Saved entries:
* * * *

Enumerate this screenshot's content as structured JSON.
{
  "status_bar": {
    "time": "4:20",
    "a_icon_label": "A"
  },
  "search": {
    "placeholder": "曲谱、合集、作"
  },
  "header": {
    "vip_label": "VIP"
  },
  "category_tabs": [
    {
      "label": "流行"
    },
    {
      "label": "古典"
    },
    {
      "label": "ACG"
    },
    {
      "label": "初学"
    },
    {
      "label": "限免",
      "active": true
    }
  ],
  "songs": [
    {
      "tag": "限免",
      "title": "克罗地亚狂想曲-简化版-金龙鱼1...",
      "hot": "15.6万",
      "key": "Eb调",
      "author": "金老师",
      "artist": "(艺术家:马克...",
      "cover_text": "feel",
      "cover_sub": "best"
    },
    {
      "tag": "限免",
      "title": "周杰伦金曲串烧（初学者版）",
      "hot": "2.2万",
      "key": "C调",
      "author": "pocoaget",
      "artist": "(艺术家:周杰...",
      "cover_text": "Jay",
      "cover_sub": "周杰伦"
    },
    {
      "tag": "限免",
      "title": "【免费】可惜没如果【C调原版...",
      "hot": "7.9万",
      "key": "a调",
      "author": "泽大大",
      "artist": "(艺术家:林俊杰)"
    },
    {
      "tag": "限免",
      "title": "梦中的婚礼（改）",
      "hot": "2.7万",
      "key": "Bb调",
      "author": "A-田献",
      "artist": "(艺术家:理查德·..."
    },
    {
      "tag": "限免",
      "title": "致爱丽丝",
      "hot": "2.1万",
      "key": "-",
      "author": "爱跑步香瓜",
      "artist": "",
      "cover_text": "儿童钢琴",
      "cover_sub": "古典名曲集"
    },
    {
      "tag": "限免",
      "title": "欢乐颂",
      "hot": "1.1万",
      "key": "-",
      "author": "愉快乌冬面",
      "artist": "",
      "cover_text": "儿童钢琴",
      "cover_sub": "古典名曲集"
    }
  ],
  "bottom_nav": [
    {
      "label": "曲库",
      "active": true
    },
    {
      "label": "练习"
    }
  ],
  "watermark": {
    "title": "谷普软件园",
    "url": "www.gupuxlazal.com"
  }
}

* * * *

* SHORT TASK *
Return every line above in which the string "artist" occurs.

* SOLUTION TO THE PROBLEM *
      "artist": "(艺术家:马克...",
      "artist": "(艺术家:周杰...",
      "artist": "(艺术家:林俊杰)"
      "artist": "(艺术家:理查德·..."
      "artist": "",
      "artist": "",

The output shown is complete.